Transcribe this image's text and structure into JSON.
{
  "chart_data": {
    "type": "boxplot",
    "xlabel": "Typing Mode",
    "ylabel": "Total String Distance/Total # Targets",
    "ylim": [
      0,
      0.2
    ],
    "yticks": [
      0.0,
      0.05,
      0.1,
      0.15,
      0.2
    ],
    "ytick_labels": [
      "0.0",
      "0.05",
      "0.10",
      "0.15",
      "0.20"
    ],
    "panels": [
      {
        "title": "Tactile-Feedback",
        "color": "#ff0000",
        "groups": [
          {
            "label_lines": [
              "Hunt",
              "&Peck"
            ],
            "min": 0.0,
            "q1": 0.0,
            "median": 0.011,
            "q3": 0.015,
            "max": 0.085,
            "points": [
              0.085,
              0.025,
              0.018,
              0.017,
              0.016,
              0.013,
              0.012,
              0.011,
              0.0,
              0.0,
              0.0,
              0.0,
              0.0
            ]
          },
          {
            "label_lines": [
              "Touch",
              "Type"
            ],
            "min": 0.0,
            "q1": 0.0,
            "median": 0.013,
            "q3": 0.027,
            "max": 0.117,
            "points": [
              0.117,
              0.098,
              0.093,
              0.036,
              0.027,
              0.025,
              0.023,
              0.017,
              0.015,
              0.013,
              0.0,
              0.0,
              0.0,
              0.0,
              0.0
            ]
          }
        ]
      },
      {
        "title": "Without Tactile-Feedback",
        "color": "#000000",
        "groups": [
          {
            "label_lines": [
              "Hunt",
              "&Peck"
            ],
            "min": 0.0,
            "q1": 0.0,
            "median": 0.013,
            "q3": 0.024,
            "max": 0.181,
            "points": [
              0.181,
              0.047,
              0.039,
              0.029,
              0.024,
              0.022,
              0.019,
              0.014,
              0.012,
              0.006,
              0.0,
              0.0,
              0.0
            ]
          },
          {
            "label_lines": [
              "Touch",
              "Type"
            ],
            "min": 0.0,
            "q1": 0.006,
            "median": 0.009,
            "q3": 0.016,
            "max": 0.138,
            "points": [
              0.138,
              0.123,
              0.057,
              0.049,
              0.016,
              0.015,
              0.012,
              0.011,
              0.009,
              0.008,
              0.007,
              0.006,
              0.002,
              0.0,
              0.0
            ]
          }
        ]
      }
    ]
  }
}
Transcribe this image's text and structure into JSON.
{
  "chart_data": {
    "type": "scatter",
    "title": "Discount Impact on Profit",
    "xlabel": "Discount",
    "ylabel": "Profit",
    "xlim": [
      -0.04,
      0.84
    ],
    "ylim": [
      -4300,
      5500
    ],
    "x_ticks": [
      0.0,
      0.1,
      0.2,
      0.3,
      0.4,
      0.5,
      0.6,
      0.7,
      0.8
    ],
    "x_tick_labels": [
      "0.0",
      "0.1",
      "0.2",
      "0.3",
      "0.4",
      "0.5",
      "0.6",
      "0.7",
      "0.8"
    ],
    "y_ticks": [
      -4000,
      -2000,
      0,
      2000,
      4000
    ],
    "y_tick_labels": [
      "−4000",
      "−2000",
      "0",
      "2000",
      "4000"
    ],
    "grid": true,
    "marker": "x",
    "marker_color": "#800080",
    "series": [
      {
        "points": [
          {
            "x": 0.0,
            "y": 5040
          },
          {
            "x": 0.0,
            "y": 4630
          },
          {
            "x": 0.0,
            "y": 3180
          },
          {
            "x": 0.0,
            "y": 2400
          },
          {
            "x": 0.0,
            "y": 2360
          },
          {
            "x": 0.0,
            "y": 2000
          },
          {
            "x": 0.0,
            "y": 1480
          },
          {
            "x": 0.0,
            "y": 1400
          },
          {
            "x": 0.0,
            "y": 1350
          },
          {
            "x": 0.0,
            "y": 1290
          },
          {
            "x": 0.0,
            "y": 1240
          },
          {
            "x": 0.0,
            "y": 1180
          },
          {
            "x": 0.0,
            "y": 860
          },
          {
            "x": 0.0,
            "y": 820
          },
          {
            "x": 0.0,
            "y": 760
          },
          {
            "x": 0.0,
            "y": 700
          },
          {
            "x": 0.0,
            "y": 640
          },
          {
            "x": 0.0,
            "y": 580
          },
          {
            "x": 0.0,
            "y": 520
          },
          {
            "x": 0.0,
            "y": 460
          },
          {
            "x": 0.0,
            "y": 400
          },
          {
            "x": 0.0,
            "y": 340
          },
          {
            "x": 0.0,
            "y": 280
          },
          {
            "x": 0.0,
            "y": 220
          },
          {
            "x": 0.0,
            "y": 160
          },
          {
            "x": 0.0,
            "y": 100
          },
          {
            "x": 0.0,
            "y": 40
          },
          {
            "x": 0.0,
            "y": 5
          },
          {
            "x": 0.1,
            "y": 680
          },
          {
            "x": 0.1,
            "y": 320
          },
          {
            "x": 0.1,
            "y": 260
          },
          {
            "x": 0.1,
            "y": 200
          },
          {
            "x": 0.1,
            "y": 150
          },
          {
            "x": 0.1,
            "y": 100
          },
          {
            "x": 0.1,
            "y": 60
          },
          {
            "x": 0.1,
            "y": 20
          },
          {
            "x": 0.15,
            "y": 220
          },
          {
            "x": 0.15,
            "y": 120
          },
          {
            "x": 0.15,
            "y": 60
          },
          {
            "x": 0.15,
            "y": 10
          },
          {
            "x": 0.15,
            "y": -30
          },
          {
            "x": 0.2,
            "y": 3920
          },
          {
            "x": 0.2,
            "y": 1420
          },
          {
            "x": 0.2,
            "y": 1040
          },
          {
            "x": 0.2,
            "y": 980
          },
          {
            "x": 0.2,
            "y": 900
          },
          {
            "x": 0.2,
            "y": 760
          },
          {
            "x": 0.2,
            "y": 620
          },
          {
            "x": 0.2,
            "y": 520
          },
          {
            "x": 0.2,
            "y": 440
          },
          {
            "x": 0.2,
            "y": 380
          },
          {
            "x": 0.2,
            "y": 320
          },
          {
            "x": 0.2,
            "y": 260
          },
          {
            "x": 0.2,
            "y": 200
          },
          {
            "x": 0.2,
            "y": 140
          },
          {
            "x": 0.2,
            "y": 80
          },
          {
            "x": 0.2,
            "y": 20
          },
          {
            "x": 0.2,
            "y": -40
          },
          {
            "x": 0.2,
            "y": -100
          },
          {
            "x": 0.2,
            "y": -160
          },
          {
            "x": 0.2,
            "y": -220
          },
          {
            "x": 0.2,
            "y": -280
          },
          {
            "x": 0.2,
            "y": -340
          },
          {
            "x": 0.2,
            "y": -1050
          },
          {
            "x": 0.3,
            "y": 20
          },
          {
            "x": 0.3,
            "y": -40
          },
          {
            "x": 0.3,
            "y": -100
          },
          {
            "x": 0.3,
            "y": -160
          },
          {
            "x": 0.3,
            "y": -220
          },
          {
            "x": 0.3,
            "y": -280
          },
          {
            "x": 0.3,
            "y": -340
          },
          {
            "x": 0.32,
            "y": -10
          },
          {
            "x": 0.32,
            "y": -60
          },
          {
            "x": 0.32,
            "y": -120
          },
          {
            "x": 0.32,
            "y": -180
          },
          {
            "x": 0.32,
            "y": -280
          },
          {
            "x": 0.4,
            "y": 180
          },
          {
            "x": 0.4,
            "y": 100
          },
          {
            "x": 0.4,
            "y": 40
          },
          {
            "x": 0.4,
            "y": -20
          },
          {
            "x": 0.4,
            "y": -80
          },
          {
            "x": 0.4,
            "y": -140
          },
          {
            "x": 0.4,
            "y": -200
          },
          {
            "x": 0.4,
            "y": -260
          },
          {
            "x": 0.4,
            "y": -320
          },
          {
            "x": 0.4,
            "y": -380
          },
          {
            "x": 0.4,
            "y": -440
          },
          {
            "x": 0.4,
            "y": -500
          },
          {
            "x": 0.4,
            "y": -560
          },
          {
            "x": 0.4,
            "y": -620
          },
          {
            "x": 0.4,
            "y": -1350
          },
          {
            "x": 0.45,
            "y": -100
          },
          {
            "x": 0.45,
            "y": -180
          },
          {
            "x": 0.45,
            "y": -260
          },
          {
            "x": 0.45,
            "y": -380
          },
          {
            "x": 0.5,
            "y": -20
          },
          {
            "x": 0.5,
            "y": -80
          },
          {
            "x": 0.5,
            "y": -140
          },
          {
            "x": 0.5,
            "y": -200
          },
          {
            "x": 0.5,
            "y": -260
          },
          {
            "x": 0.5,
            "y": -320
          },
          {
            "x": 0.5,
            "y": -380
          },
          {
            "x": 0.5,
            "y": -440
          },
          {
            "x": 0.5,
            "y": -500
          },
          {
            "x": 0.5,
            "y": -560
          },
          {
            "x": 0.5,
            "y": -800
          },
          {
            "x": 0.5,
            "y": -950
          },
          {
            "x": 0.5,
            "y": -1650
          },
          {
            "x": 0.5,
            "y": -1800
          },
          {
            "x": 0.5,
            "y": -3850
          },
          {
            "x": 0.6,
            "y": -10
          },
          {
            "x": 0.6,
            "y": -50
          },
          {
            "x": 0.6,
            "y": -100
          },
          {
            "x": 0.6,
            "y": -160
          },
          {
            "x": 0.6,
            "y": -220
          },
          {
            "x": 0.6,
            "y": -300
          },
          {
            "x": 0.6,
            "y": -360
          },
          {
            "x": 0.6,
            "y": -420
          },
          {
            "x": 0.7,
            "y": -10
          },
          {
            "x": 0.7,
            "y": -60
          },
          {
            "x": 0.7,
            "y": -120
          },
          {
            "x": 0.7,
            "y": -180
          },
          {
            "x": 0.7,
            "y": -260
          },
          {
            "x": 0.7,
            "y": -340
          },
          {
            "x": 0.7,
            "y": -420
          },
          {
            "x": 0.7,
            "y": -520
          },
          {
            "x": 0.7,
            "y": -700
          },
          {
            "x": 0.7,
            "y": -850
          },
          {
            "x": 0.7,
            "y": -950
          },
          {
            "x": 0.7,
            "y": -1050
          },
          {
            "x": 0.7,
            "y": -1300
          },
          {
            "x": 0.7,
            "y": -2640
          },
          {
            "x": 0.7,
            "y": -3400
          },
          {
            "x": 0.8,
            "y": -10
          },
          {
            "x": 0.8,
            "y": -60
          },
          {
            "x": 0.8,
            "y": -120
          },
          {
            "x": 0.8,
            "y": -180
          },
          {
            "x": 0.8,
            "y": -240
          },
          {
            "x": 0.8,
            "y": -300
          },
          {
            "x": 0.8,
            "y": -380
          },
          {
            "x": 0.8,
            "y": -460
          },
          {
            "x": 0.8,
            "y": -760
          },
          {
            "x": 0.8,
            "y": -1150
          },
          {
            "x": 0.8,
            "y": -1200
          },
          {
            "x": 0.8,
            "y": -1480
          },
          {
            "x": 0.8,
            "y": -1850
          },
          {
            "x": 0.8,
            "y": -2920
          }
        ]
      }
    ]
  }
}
--- --- ---
▶ [TASK STATEMENT] Using the listing above, return all lines where the word "Tactile" occurs.

▶ [RESPONSE TO THIS TASK]
        "title": "Tactile-Feedback",
        "title": "Without Tactile-Feedback",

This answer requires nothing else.